# Start of Data in this exercise
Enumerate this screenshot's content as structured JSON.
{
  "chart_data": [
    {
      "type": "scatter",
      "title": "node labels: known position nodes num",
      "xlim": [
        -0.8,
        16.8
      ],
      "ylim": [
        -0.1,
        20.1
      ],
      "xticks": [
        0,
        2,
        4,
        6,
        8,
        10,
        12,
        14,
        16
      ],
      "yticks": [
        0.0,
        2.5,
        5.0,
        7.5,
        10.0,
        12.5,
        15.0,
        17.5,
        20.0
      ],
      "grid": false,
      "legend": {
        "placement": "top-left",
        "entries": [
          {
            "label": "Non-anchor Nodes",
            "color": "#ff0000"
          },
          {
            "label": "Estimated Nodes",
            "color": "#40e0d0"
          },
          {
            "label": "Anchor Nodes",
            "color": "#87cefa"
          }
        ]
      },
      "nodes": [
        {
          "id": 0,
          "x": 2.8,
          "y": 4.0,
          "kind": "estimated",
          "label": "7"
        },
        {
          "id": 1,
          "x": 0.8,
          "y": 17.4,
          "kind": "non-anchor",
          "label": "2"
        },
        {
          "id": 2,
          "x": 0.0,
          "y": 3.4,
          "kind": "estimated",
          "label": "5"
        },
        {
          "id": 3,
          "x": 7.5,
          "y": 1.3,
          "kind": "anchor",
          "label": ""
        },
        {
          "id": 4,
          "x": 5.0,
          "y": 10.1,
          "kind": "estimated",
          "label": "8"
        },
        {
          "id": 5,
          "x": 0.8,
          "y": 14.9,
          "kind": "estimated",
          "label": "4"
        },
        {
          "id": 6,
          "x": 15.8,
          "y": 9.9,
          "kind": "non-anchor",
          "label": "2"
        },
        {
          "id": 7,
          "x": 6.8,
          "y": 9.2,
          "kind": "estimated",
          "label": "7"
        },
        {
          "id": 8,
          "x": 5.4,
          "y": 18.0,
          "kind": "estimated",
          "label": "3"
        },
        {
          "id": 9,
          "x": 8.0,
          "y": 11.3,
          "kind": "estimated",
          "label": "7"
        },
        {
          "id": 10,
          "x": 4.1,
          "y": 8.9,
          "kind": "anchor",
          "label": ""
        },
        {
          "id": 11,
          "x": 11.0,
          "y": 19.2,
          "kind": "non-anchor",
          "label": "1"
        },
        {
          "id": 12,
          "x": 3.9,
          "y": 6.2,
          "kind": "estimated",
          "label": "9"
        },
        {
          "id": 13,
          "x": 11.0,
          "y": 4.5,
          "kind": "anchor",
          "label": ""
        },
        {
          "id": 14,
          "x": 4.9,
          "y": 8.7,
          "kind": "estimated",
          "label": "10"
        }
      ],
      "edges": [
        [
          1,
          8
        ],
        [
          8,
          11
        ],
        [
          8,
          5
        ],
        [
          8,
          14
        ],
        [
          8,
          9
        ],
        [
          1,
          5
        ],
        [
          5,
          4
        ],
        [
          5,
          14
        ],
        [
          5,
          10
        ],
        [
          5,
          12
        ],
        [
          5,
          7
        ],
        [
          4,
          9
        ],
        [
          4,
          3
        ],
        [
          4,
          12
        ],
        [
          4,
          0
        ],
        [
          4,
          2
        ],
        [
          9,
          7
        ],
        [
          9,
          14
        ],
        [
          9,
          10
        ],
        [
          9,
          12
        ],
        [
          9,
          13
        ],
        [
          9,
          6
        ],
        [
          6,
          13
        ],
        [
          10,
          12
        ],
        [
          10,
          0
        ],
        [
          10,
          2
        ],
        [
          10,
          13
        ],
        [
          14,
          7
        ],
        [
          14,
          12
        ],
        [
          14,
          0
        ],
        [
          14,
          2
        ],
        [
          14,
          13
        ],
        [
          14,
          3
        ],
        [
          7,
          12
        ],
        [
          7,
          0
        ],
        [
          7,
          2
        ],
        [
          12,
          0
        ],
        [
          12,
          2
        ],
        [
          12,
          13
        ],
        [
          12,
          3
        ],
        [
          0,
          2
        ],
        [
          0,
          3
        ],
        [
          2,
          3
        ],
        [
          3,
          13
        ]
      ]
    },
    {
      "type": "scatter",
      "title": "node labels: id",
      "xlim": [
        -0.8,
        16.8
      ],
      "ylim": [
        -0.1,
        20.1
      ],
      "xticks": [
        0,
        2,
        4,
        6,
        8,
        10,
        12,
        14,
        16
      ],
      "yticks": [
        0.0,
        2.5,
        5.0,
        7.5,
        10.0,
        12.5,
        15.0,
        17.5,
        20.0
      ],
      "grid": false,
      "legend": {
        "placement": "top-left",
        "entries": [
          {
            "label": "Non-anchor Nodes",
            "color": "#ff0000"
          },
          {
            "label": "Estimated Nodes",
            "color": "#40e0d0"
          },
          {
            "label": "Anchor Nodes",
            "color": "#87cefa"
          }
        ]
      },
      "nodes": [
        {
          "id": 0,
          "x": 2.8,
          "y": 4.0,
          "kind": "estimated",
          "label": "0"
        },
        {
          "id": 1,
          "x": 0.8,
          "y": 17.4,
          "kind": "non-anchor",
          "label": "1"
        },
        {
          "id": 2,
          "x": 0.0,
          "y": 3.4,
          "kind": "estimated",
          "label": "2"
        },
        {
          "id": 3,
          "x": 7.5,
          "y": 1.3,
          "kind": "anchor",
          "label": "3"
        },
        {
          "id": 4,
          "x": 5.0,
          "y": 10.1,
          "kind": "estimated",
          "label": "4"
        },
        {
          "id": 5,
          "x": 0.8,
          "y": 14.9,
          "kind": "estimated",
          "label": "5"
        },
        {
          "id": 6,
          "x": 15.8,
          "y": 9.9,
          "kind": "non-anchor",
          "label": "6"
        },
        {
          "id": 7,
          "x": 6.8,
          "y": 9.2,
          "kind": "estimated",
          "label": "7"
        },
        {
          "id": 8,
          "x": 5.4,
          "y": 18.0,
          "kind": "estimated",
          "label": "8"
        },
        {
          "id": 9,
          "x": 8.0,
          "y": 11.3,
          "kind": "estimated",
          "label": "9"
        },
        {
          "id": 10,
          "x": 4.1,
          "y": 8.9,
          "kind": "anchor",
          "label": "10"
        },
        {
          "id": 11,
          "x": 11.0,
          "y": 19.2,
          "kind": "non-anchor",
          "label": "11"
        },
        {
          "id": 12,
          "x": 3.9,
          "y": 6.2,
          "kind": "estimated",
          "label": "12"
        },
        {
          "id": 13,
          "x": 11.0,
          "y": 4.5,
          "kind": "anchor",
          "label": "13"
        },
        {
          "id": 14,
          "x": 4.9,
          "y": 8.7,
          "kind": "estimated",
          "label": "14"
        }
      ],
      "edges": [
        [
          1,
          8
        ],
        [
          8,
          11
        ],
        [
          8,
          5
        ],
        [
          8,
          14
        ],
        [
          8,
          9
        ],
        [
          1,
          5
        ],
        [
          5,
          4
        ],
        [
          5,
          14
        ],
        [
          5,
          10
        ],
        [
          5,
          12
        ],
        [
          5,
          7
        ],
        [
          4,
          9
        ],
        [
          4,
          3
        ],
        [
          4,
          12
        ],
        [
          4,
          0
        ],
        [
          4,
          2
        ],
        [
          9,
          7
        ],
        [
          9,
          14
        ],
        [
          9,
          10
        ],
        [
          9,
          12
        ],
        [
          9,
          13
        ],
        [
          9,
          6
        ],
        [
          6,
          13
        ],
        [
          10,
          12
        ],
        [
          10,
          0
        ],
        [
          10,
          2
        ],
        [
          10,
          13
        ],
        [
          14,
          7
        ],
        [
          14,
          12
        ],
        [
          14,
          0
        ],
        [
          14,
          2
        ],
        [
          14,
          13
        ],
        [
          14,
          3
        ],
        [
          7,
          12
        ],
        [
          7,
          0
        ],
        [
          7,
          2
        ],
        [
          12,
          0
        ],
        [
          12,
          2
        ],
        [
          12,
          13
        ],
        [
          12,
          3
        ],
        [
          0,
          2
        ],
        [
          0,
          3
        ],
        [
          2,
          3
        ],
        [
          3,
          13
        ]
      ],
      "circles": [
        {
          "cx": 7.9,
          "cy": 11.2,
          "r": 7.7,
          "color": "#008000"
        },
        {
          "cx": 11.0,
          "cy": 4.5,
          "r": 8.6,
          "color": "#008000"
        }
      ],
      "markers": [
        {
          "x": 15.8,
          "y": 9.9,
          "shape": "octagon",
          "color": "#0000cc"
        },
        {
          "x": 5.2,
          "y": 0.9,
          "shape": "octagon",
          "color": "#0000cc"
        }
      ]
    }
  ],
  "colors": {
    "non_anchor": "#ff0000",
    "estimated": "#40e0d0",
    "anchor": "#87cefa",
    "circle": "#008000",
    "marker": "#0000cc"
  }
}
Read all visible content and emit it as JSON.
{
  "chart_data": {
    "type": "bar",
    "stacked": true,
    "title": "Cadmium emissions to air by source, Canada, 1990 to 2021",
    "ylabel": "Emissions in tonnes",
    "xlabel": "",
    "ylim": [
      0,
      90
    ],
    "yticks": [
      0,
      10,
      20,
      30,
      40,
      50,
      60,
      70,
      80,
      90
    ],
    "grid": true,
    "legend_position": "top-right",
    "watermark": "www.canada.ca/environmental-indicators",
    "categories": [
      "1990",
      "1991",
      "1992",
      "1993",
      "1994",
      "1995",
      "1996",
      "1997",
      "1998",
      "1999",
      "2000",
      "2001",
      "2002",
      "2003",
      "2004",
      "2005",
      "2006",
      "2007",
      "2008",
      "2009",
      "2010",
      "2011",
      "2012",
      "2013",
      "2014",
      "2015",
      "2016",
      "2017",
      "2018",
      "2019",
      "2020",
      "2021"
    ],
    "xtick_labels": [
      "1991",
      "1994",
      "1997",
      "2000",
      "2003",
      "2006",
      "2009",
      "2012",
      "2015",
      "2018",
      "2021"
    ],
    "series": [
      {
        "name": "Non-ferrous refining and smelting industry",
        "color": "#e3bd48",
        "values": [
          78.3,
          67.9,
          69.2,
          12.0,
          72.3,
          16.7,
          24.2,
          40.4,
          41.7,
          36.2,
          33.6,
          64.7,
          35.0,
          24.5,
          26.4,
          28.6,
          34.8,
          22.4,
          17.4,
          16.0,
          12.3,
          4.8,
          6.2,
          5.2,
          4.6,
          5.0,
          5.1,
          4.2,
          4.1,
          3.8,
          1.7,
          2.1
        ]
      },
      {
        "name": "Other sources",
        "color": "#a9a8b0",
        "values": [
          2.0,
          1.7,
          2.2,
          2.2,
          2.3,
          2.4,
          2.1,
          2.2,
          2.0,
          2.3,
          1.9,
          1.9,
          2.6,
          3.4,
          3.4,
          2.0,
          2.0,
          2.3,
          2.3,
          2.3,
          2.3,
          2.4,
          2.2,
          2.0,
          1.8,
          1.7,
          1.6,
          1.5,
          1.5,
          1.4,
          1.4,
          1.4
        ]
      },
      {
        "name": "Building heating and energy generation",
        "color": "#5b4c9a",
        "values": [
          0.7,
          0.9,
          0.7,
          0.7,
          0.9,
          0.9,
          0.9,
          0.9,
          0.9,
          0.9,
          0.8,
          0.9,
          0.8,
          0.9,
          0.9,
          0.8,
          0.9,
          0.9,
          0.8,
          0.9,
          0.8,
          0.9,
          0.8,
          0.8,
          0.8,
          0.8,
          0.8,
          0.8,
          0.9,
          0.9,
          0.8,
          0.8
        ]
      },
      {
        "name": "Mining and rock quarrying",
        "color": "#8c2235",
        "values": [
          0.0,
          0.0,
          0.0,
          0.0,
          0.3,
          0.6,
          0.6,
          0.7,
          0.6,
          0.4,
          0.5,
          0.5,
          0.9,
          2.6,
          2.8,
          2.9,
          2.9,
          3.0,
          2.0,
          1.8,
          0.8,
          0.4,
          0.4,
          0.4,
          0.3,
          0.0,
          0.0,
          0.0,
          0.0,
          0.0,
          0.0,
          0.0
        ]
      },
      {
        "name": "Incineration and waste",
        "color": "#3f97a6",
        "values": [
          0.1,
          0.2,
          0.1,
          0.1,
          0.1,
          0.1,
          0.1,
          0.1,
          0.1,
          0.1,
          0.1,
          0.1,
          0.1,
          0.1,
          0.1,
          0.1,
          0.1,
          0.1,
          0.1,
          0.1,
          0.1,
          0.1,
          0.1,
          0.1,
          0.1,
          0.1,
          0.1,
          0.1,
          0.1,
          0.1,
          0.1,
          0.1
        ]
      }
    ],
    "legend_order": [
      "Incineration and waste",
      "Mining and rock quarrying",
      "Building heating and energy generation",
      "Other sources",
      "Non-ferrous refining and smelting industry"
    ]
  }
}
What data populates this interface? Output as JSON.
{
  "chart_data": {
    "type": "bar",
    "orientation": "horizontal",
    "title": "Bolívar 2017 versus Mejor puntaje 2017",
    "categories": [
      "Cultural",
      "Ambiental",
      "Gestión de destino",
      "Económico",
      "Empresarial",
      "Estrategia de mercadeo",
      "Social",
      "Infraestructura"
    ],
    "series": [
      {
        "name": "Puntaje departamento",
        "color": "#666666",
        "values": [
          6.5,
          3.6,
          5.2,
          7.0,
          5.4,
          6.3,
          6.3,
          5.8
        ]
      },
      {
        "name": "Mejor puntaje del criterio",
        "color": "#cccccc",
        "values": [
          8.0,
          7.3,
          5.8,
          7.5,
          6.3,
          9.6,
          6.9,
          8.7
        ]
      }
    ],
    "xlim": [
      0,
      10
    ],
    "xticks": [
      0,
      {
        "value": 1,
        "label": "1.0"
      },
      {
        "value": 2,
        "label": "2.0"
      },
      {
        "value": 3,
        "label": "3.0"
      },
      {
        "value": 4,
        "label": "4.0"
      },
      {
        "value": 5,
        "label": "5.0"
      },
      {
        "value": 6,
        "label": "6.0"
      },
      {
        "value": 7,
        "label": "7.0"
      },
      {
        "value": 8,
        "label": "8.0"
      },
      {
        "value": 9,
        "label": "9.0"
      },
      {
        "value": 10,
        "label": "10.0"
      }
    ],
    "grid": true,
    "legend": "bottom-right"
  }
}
# End of Data in this exercise
_Task goal:_ Look through the entries above; copy each line where the string "quarrying" appears.

_Answer to the task:_
        "name": "Mining and rock quarrying",
      "Mining and rock quarrying",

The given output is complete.